[Stored entries]
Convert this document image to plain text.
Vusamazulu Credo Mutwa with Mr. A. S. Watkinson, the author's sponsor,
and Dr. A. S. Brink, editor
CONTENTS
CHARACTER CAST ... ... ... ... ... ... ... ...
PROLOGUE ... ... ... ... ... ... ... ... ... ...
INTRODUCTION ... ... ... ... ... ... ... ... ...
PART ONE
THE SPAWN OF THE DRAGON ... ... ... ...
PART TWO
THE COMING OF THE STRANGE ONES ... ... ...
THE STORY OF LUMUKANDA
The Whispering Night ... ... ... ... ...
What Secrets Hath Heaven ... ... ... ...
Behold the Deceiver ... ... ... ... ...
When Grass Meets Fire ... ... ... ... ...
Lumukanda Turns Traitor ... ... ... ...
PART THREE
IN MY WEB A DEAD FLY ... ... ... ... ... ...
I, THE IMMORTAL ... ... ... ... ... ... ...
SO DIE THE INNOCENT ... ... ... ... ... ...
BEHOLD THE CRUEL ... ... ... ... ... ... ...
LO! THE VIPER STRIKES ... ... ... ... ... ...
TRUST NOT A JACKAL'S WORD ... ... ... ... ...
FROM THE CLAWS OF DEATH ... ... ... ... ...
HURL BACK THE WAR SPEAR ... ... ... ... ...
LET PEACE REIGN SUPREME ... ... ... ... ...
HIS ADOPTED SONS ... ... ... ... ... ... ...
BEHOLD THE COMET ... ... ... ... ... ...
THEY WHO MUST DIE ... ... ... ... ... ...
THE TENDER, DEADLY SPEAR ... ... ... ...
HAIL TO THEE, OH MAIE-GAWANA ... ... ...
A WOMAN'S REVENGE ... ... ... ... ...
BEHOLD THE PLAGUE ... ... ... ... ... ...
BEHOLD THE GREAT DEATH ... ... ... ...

» **WHAT YOU NEED TO DO**
Could you quote the material above in full, exactly as it stands?

» **COMPLETE OUTPUT**
Convert this document image to plain text.
Vusamazulu Credo Mutwa with Mr. A. S. Watkinson, the author's sponsor,
and Dr. A. S. Brink, editor
CONTENTS
CHARACTER CAST ... ... ... ... ... ... ... ...
PROLOGUE ... ... ... ... ... ... ... ... ... ...
INTRODUCTION ... ... ... ... ... ... ... ... ...
PART ONE
THE SPAWN OF THE DRAGON ... ... ... ...
PART TWO
THE COMING OF THE STRANGE ONES ... ... ...
THE STORY OF LUMUKANDA
The Whispering Night ... ... ... ... ...
What Secrets Hath Heaven ... ... ... ...
Behold the Deceiver ... ... ... ... ...
When Grass Meets Fire ... ... ... ... ...
Lumukanda Turns Traitor ... ... ... ...
PART THREE
IN MY WEB A DEAD FLY ... ... ... ... ... ...
I, THE IMMORTAL ... ... ... ... ... ... ...
SO DIE THE INNOCENT ... ... ... ... ... ...
BEHOLD THE CRUEL ... ... ... ... ... ... ...
LO! THE VIPER STRIKES ... ... ... ... ... ...
TRUST NOT A JACKAL'S WORD ... ... ... ... ...
FROM THE CLAWS OF DEATH ... ... ... ... ...
HURL BACK THE WAR SPEAR ... ... ... ... ...
LET PEACE REIGN SUPREME ... ... ... ... ...
HIS ADOPTED SONS ... ... ... ... ... ... ...
BEHOLD THE COMET ... ... ... ... ... ...
THEY WHO MUST DIE ... ... ... ... ... ...
THE TENDER, DEADLY SPEAR ... ... ... ...
HAIL TO THEE, OH MAIE-GAWANA ... ... ...
A WOMAN'S REVENGE ... ... ... ... ...
BEHOLD THE PLAGUE ... ... ... ... ... ...
BEHOLD THE GREAT DEATH ... ... ... ...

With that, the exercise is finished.